STATED PROBLEM:
Report all lines holding "JSON".
·····
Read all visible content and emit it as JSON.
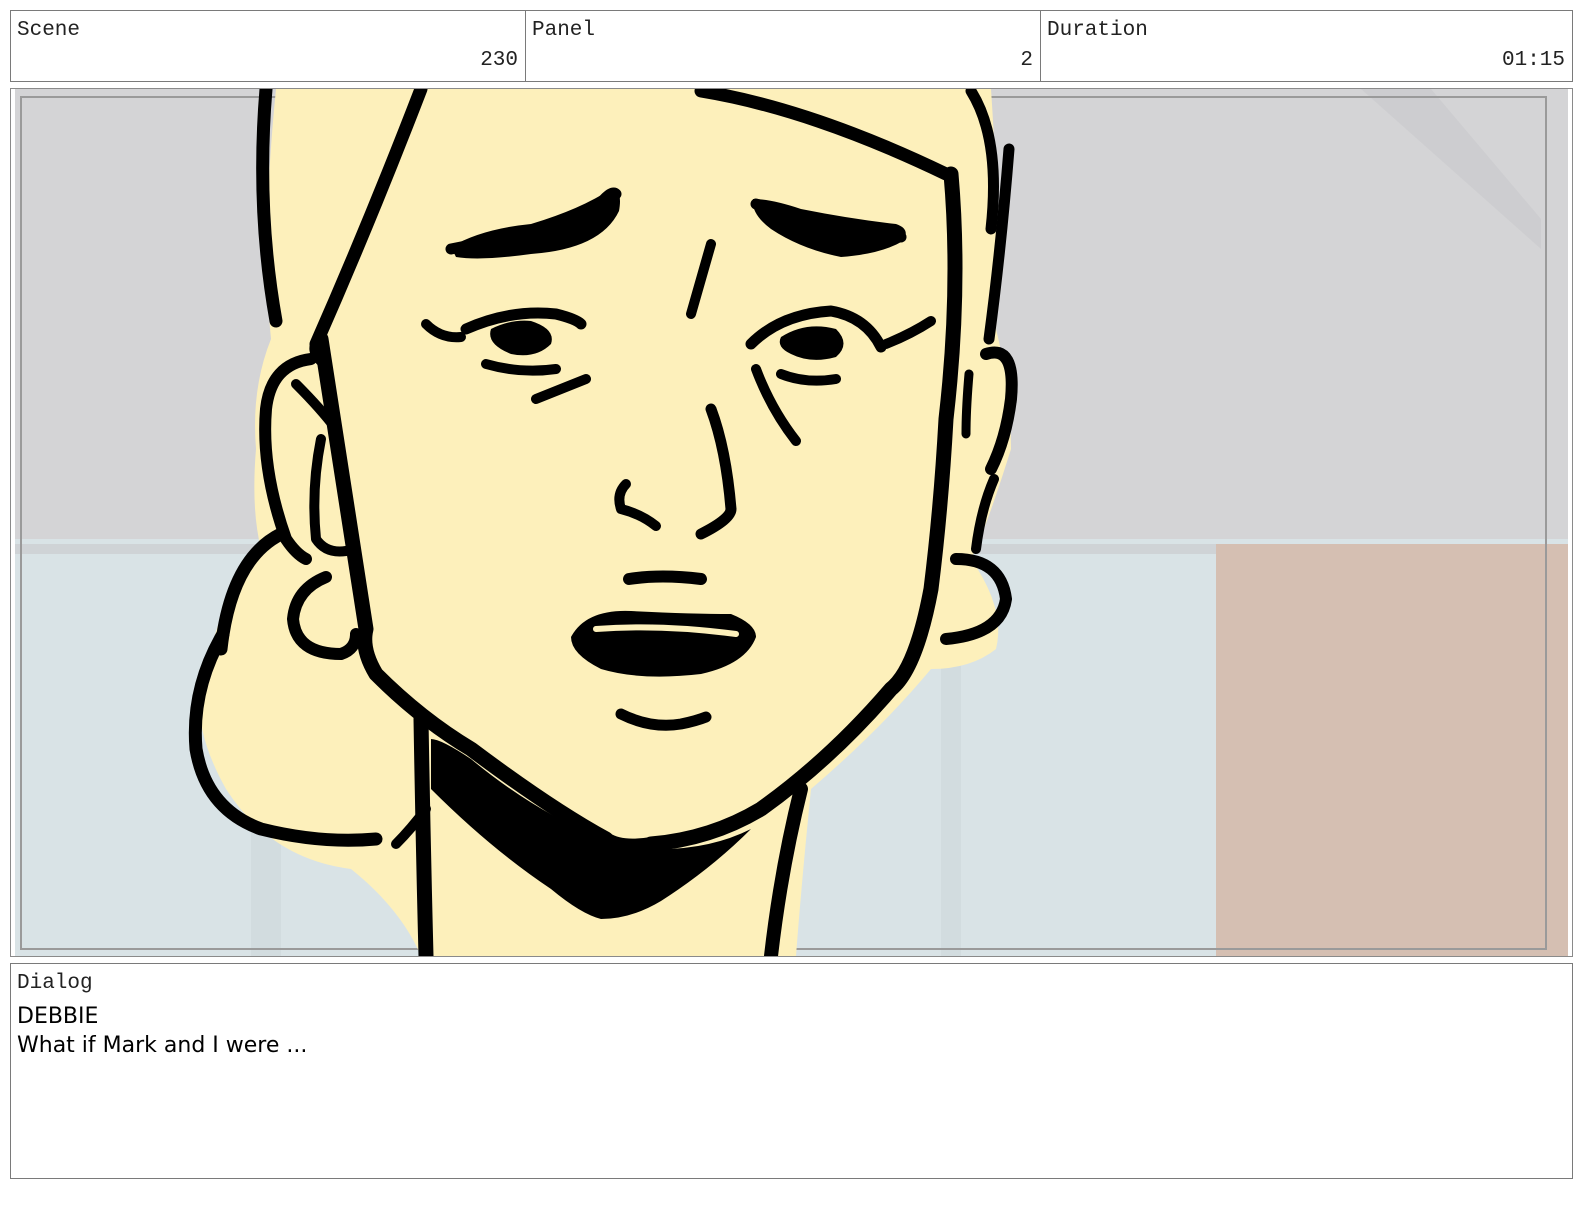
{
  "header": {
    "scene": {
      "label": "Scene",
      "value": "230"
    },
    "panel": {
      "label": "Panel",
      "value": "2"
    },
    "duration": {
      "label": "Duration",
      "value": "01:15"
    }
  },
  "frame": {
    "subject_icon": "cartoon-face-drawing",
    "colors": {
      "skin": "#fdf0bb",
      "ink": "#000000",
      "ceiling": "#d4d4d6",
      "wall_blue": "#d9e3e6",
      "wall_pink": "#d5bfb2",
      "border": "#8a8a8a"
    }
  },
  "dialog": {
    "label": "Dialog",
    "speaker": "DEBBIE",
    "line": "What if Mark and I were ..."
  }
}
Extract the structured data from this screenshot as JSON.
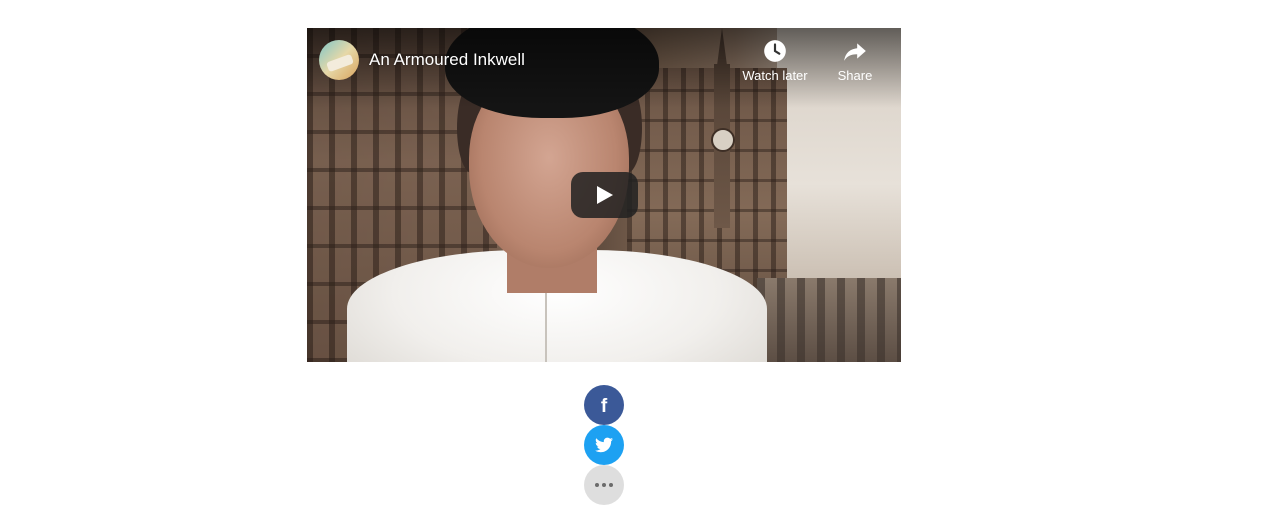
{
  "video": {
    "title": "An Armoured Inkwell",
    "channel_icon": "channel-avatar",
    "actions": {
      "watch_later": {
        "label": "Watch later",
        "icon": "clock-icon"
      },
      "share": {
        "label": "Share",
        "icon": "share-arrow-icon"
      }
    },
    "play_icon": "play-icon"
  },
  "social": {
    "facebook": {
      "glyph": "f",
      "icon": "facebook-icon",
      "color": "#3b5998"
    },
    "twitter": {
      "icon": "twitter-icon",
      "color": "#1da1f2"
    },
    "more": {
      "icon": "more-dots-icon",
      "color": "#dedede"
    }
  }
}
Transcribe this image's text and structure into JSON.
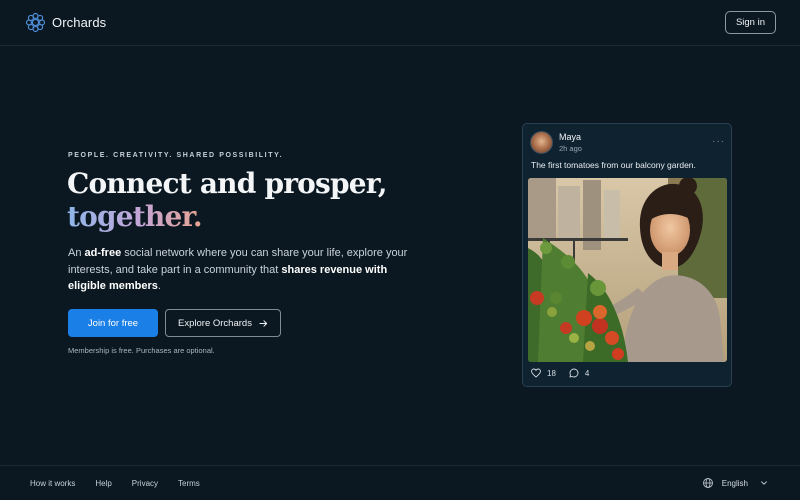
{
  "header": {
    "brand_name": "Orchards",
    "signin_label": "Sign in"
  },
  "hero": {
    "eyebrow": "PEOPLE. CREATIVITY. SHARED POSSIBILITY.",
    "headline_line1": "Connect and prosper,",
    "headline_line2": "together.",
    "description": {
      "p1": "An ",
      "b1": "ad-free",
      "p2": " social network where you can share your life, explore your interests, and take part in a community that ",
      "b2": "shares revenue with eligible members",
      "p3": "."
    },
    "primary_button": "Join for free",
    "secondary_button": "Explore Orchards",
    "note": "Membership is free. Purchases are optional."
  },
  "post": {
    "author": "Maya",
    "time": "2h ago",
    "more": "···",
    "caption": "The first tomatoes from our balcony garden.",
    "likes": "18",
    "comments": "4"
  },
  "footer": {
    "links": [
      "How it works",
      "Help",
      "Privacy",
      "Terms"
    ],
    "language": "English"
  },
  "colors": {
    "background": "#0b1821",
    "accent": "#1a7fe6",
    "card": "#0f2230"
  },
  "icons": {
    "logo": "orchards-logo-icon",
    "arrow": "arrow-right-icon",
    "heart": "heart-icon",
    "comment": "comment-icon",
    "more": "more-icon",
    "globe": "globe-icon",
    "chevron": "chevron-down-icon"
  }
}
·····
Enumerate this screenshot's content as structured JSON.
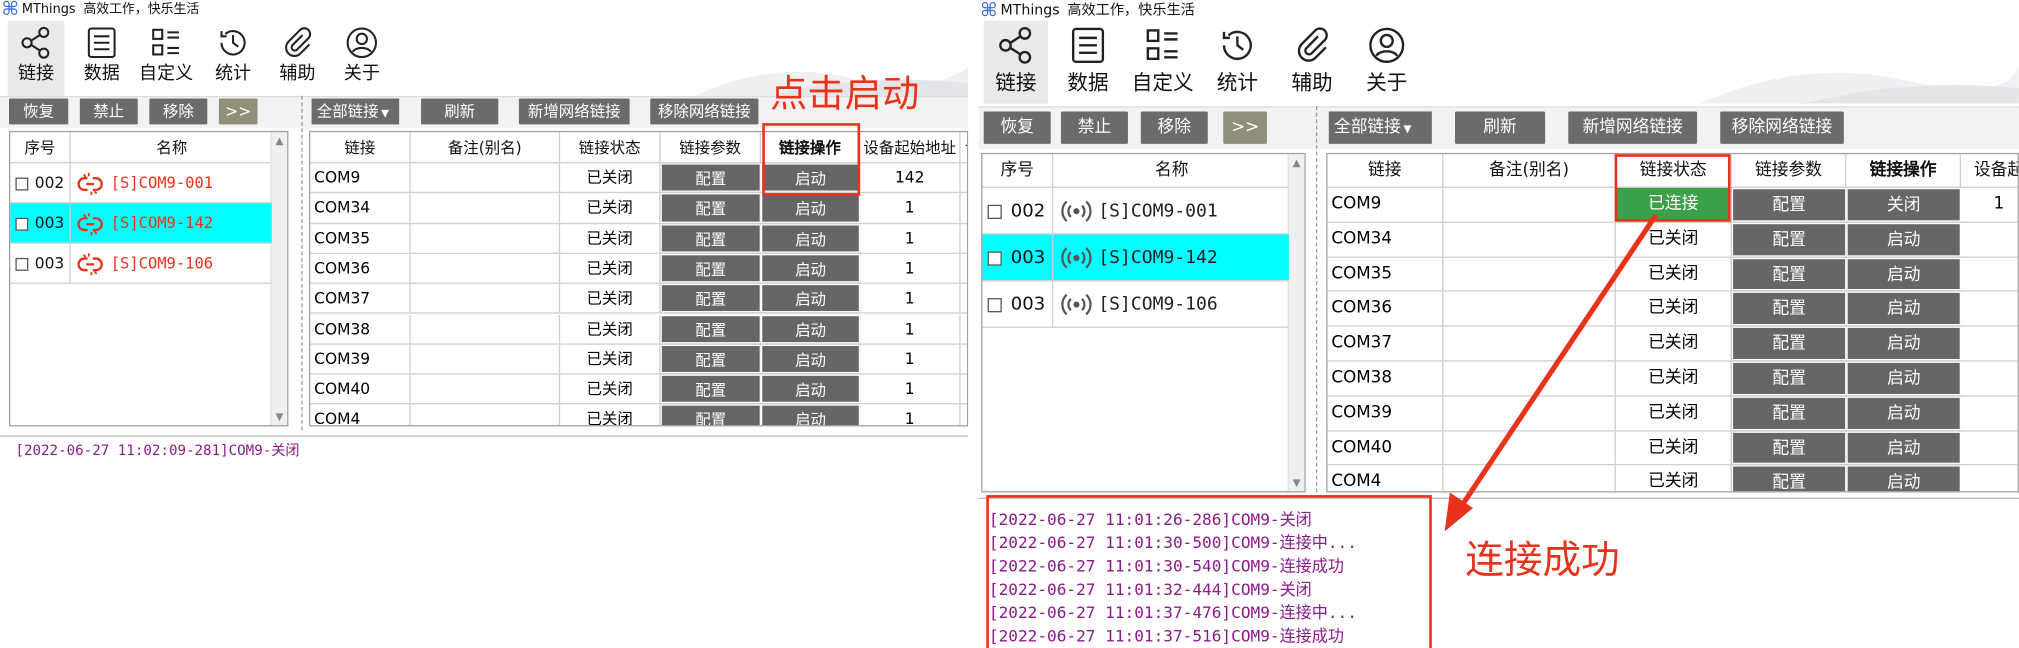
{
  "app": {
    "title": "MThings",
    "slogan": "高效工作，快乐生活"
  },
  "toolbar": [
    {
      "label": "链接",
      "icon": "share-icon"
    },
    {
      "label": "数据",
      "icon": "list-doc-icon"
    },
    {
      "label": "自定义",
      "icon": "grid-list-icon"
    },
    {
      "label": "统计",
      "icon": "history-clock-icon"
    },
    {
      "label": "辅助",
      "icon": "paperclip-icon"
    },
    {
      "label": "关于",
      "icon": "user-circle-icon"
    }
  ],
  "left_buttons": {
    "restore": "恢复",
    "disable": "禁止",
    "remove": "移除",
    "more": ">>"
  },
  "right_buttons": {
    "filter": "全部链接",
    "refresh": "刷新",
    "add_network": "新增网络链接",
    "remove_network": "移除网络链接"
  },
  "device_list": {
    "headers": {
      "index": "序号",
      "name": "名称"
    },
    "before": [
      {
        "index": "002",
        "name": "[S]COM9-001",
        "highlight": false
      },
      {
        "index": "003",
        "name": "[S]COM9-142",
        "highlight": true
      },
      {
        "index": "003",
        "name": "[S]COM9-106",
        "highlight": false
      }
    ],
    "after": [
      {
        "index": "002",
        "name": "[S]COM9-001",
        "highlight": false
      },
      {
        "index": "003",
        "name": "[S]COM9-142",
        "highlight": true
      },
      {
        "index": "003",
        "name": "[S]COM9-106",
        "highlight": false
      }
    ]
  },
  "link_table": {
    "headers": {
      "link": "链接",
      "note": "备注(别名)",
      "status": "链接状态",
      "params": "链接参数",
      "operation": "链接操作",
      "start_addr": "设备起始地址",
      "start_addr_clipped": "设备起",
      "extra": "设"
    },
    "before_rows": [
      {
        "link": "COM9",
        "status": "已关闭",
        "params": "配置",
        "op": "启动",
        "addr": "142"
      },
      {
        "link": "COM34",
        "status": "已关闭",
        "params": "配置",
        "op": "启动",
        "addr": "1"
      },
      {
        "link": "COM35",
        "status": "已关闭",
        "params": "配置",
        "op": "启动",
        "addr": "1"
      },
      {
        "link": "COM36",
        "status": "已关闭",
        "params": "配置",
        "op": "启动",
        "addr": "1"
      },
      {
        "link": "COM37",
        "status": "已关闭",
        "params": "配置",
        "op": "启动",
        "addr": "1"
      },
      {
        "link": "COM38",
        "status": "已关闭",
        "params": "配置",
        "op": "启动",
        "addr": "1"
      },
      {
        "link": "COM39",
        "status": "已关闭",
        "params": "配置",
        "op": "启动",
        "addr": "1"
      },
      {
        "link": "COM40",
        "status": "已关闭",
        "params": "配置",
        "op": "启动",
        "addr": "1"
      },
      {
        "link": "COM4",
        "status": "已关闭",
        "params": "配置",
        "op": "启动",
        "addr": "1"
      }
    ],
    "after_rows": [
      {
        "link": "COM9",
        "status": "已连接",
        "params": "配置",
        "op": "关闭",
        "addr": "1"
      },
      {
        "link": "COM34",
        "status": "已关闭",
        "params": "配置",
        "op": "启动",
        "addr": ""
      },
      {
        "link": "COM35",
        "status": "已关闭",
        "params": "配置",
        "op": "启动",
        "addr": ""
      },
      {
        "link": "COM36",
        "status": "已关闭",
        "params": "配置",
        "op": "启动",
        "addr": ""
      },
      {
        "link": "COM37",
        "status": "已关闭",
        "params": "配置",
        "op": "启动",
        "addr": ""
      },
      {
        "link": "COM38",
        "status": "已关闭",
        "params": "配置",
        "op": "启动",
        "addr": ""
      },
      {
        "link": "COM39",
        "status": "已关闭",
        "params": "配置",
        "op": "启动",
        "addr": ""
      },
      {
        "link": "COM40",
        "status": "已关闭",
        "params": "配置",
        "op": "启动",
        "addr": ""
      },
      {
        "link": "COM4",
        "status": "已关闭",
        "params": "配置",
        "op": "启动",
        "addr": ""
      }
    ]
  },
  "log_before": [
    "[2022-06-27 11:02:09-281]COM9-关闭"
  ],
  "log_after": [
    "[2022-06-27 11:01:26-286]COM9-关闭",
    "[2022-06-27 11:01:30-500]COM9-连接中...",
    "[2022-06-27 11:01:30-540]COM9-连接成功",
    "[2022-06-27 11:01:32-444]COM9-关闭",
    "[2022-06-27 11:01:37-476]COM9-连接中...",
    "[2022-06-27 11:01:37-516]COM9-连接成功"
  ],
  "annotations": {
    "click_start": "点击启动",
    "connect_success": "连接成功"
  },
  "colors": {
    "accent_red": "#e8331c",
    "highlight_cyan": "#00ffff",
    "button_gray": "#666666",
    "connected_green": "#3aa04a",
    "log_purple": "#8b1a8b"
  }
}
·····
WORKED ANSWER:
Read all visible content and emit it as JSON.
Extract the structured data from this screenshot as JSON.
Transcribe this image's text and structure into JSON.
Enumerate this screenshot's content as structured JSON.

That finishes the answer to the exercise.